» Exercise brief
Look through the lines below and extract any with the word "text".
>> Start
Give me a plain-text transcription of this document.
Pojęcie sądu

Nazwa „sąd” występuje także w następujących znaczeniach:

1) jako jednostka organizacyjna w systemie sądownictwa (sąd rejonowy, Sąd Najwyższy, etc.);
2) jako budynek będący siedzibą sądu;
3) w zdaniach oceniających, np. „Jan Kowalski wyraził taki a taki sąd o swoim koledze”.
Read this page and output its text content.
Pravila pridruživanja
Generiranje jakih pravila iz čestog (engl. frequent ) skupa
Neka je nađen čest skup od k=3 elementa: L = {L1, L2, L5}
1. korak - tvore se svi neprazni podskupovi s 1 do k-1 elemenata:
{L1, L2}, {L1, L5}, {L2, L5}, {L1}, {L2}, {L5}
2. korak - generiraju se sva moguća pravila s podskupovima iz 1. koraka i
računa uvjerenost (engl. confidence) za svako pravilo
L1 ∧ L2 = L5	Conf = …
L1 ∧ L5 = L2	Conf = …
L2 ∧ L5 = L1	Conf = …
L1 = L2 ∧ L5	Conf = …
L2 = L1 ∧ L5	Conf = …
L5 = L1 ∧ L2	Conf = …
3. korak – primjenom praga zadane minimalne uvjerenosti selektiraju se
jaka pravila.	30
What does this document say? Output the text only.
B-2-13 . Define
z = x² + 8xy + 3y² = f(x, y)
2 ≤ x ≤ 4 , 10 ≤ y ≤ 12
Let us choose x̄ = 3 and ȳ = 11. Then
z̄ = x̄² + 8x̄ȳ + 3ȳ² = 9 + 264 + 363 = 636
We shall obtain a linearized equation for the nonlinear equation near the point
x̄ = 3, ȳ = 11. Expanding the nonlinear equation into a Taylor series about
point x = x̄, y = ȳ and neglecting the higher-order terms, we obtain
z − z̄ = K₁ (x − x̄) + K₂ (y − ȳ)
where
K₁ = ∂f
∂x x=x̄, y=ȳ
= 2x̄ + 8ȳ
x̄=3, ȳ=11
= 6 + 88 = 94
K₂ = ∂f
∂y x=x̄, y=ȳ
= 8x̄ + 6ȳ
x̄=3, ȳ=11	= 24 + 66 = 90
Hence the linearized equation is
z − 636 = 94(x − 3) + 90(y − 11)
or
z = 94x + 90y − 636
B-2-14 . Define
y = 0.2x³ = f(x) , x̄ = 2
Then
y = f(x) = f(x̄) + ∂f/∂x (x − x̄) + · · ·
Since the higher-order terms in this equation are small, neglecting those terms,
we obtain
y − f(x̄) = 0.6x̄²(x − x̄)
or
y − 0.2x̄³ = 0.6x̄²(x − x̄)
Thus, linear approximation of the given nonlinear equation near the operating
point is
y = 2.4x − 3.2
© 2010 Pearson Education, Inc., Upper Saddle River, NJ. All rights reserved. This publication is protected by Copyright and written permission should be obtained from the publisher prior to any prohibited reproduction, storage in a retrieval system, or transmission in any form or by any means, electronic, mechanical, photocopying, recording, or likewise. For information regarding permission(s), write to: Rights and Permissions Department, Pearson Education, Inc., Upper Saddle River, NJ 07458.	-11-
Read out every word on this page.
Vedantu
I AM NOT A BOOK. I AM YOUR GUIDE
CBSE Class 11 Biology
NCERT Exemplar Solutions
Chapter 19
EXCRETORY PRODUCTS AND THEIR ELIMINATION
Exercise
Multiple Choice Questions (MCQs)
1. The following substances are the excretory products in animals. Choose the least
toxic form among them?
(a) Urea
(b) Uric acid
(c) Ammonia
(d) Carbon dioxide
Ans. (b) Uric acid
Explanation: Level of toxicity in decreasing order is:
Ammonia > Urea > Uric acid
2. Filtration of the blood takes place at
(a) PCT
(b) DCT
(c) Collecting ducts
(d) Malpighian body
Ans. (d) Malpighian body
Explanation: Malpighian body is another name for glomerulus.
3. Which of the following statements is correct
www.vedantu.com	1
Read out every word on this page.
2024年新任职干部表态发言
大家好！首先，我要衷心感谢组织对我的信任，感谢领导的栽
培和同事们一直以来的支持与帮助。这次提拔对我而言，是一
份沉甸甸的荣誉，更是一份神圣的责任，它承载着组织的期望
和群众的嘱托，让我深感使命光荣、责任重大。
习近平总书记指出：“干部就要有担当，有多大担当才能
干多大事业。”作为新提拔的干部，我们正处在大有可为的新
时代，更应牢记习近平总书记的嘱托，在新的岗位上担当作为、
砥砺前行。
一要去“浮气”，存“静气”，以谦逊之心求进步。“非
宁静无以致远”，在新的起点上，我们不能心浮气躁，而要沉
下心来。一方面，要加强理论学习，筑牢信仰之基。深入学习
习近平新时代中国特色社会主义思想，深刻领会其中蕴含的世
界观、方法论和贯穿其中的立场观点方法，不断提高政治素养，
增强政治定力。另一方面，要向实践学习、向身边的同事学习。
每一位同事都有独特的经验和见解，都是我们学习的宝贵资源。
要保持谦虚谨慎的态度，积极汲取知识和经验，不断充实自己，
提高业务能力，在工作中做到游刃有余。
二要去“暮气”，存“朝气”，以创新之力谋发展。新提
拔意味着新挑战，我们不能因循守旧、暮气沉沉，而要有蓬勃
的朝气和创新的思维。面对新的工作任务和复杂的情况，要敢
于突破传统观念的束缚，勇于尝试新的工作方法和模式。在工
>> End
» In response
Give me a plain-text transcription of this document.
Read this page and output its text content.
What does this document say? Output the text only.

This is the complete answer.